Using the listing below, please gather every line containing the word "section".

━━━ DATA TO PROCESS

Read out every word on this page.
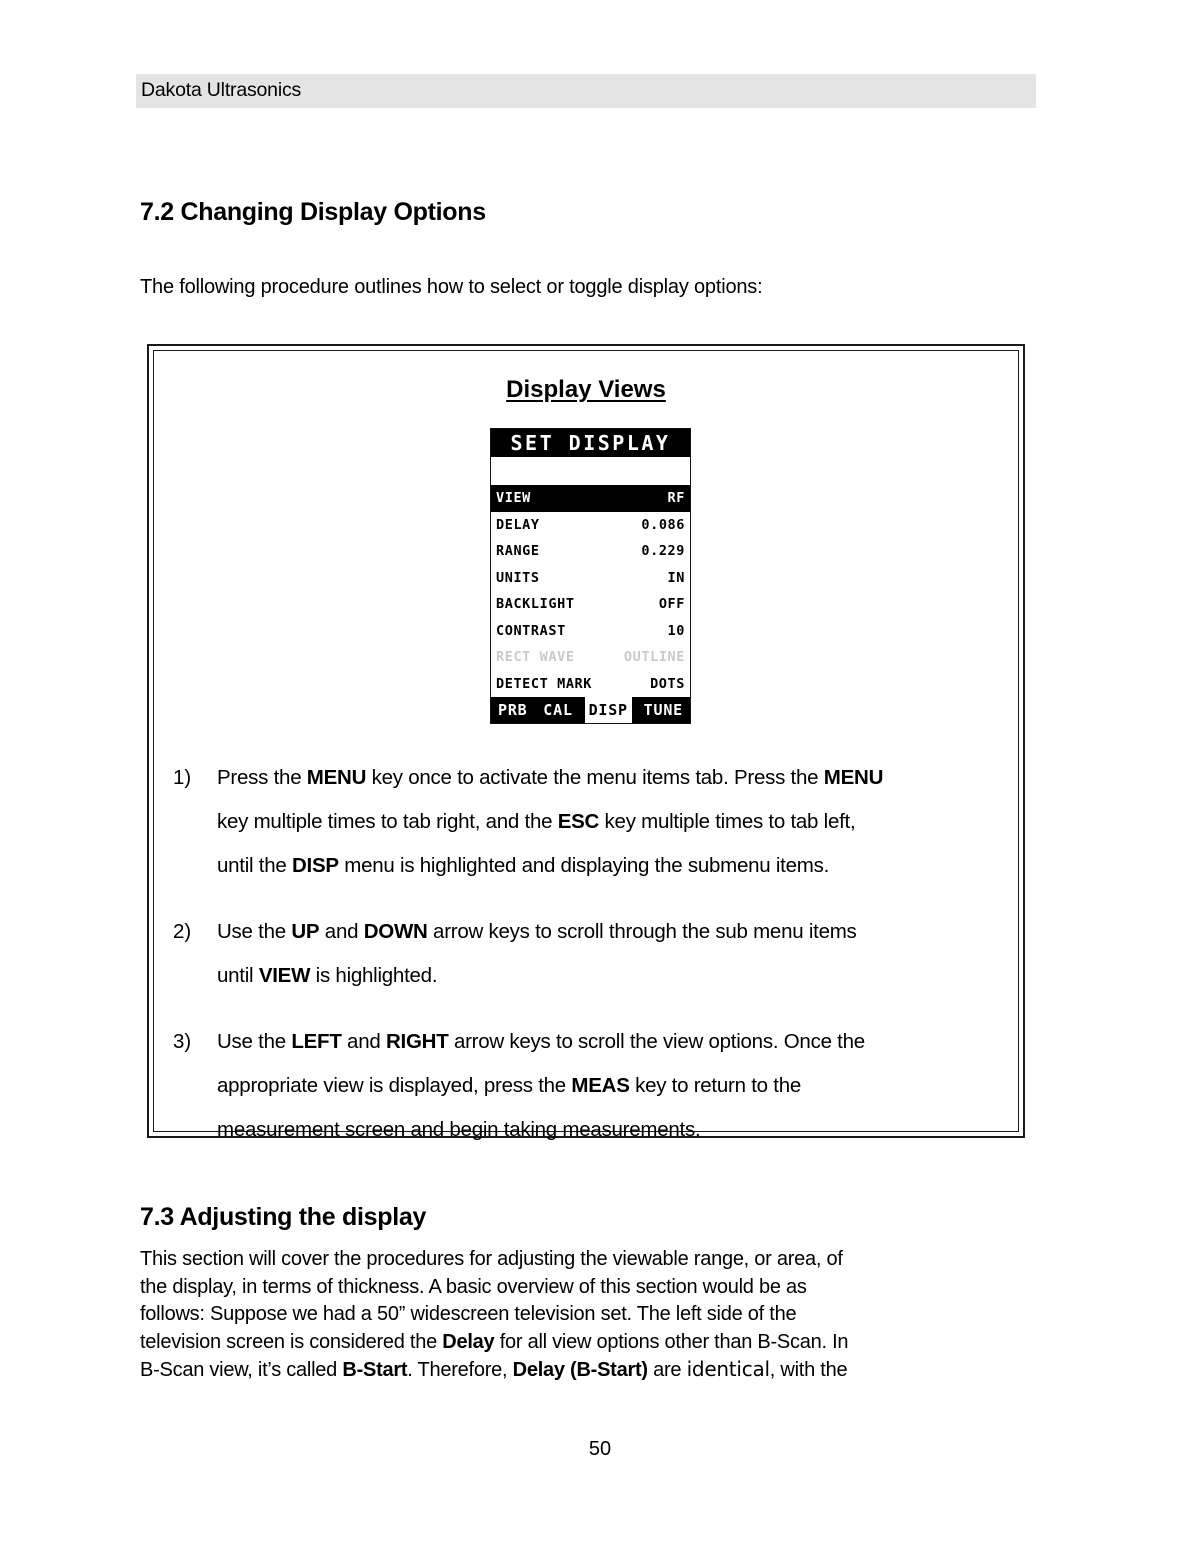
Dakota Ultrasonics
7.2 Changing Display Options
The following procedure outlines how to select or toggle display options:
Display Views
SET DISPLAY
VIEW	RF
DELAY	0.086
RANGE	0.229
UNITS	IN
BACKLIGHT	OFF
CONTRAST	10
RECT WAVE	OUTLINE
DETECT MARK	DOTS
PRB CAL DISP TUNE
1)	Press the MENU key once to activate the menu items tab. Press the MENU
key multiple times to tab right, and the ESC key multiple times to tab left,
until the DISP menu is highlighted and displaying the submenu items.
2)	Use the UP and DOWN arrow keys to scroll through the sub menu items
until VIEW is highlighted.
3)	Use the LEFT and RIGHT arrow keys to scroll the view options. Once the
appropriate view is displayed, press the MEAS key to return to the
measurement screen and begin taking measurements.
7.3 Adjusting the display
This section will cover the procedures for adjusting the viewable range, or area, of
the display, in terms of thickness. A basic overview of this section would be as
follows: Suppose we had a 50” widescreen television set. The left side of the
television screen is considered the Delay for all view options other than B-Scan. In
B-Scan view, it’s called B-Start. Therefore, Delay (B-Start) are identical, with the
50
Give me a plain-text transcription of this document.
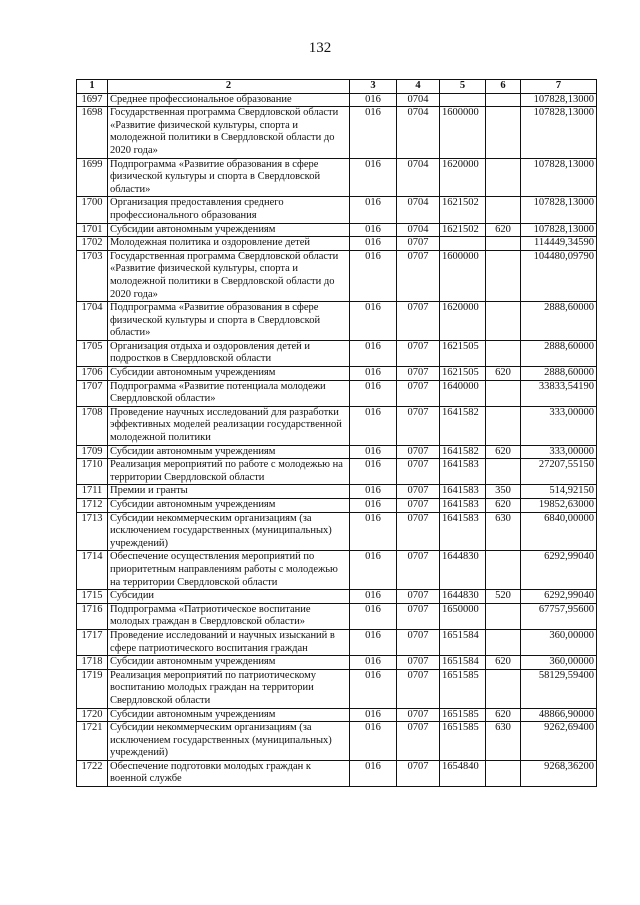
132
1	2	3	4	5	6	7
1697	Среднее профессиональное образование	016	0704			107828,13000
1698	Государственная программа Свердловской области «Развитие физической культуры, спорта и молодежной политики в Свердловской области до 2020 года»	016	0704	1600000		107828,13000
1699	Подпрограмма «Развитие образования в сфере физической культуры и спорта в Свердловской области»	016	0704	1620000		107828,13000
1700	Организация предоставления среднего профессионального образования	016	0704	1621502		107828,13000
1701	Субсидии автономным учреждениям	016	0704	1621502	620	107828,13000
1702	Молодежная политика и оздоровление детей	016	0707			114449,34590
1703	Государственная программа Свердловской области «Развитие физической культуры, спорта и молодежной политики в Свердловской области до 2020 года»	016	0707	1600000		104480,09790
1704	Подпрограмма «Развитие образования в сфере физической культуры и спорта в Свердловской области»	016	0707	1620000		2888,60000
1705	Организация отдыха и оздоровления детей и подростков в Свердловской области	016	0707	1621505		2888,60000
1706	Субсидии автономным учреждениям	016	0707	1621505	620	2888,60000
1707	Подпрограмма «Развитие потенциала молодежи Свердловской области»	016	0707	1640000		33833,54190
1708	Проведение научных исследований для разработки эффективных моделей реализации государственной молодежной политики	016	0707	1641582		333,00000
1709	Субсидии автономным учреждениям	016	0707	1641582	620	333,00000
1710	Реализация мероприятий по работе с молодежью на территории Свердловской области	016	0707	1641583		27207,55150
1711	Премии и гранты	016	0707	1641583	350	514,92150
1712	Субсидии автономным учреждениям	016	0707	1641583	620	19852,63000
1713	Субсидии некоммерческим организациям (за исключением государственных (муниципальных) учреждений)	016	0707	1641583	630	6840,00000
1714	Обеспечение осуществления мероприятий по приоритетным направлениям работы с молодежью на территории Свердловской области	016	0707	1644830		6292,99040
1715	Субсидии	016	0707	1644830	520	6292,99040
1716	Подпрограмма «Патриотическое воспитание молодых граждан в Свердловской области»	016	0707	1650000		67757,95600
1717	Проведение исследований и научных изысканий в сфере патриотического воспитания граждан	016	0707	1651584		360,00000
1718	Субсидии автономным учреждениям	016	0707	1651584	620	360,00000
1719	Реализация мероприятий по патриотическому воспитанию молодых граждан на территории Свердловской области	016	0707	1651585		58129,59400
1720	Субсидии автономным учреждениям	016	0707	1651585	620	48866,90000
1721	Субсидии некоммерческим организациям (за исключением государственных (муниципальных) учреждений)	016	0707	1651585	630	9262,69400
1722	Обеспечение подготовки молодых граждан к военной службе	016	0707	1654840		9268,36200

━━━━━━
━━━ DATA TO PROCESS

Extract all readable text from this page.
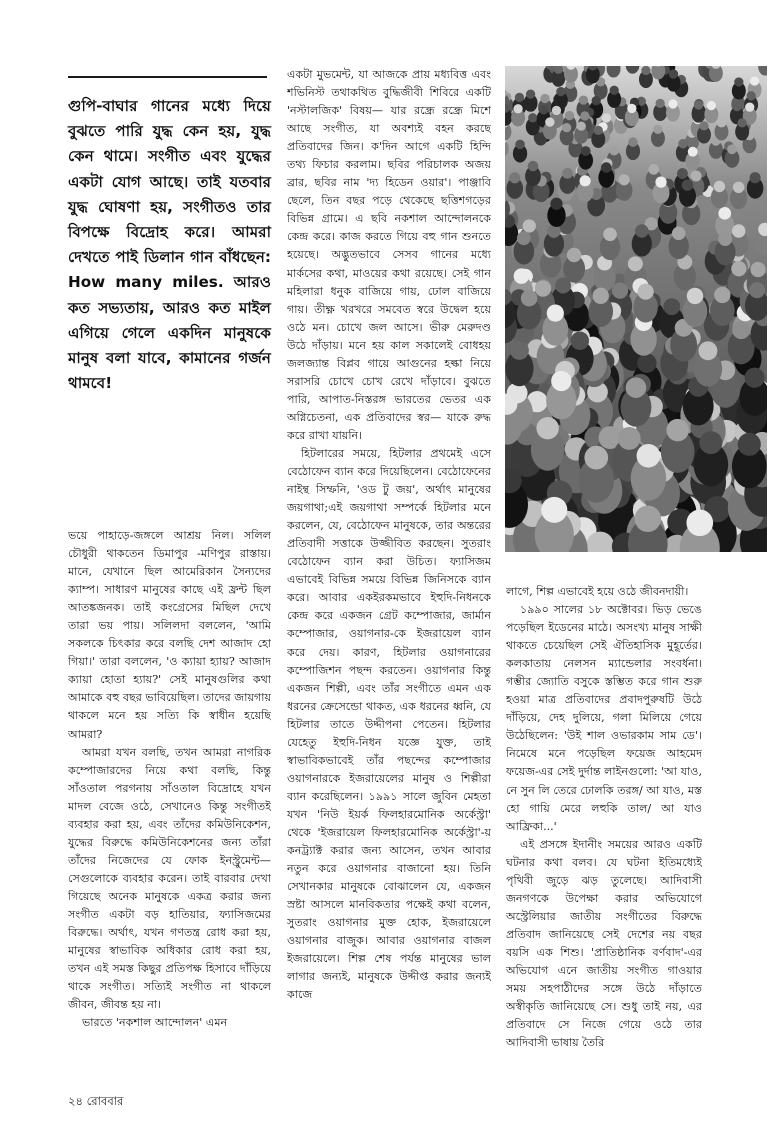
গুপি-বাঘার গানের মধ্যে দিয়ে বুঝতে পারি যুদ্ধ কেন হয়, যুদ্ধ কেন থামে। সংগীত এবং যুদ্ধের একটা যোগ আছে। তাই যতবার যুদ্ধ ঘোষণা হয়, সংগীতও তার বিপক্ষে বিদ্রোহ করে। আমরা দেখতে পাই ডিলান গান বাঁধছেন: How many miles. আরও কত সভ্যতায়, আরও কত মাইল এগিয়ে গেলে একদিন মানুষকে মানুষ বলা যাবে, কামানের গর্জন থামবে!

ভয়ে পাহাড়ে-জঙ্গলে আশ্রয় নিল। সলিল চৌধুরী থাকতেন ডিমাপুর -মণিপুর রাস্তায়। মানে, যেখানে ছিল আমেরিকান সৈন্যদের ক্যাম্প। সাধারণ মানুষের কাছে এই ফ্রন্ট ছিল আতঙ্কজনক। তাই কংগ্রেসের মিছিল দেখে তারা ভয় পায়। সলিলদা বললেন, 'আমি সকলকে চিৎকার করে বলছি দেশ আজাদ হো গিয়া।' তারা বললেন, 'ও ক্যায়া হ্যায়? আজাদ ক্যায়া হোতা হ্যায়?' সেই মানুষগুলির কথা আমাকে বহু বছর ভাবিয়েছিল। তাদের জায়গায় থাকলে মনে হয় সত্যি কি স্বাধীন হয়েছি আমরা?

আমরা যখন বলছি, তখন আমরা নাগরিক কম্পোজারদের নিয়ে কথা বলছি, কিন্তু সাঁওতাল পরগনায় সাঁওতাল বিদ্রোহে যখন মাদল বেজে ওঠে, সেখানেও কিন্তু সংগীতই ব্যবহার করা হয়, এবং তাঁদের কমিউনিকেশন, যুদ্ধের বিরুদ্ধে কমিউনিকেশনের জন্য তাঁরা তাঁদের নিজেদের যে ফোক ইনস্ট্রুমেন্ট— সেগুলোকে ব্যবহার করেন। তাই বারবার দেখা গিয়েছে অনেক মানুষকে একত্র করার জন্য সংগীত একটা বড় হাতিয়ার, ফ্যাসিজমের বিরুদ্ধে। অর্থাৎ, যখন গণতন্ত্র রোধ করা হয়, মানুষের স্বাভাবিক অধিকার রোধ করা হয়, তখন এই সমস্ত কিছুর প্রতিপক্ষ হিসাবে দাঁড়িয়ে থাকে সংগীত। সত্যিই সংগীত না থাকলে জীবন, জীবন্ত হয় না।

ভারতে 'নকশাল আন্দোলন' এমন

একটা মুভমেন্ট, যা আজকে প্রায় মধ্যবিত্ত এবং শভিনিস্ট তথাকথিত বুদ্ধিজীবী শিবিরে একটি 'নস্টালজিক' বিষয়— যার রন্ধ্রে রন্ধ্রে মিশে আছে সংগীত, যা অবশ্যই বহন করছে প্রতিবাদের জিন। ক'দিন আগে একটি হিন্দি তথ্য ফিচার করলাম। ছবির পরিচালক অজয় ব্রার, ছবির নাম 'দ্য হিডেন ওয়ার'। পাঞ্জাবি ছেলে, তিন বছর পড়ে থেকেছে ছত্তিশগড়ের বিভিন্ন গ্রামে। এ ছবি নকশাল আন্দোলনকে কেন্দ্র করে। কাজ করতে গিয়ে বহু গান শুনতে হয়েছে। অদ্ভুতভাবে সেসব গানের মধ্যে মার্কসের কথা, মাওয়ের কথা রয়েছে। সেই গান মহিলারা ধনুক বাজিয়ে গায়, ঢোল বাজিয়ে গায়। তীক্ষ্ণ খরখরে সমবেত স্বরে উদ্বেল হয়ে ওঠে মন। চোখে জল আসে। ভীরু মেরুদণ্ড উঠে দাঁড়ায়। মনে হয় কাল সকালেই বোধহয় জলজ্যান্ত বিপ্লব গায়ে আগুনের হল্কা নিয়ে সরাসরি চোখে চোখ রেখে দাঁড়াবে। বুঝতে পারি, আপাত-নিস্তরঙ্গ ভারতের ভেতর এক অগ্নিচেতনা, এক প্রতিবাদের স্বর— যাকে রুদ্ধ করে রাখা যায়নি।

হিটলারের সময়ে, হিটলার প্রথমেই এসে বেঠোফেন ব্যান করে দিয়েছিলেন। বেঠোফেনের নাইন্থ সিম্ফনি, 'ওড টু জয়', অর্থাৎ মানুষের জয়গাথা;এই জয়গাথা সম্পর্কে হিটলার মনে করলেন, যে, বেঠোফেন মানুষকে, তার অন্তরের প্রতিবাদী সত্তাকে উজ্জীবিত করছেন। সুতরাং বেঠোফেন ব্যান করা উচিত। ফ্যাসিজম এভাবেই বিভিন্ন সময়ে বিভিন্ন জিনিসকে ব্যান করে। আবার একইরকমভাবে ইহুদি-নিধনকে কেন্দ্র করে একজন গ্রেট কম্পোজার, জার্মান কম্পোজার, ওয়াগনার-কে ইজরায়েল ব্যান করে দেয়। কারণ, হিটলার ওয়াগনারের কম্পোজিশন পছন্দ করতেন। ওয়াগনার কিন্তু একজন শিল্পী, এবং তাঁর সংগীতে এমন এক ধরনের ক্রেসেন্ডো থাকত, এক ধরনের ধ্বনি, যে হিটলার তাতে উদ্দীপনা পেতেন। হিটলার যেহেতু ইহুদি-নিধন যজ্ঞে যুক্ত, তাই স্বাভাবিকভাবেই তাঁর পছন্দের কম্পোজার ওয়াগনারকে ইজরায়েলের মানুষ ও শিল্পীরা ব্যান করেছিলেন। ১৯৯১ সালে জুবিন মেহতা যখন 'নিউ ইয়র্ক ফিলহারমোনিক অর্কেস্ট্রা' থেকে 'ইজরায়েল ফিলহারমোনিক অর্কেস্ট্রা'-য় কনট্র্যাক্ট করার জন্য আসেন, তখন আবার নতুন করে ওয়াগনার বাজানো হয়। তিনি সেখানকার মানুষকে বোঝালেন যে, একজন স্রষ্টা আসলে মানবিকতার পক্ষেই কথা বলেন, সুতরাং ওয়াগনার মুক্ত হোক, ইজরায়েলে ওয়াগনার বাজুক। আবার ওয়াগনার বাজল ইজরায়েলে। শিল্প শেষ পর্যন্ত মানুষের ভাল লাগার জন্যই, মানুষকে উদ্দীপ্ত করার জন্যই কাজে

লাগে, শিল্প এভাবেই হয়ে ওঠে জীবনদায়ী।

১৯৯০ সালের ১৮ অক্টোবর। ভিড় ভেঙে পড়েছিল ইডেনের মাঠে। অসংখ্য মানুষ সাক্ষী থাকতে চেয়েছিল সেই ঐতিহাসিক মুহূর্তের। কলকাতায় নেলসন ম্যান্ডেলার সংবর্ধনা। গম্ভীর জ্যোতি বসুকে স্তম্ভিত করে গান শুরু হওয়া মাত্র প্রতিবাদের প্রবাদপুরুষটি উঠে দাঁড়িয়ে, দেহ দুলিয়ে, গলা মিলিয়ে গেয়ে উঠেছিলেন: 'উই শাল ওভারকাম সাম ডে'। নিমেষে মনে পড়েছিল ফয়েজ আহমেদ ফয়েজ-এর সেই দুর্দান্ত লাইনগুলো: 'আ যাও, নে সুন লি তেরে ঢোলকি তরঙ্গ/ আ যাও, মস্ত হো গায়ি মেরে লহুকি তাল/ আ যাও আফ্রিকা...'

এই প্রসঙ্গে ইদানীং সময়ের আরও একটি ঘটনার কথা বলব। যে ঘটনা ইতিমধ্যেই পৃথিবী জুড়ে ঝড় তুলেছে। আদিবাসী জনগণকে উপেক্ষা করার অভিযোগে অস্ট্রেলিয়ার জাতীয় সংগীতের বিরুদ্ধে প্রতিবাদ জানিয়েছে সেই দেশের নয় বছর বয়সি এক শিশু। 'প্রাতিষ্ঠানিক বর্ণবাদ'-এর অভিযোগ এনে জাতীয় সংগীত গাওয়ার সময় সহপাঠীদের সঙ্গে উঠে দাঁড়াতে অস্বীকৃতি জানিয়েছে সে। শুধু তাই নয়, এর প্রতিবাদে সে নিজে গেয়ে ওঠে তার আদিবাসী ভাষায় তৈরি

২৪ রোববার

━━━━━━

RESPONSE TO THE EXERCISE -
This section will cover the procedures for adjusting the viewable range, or area, of
the display, in terms of thickness. A basic overview of this section would be as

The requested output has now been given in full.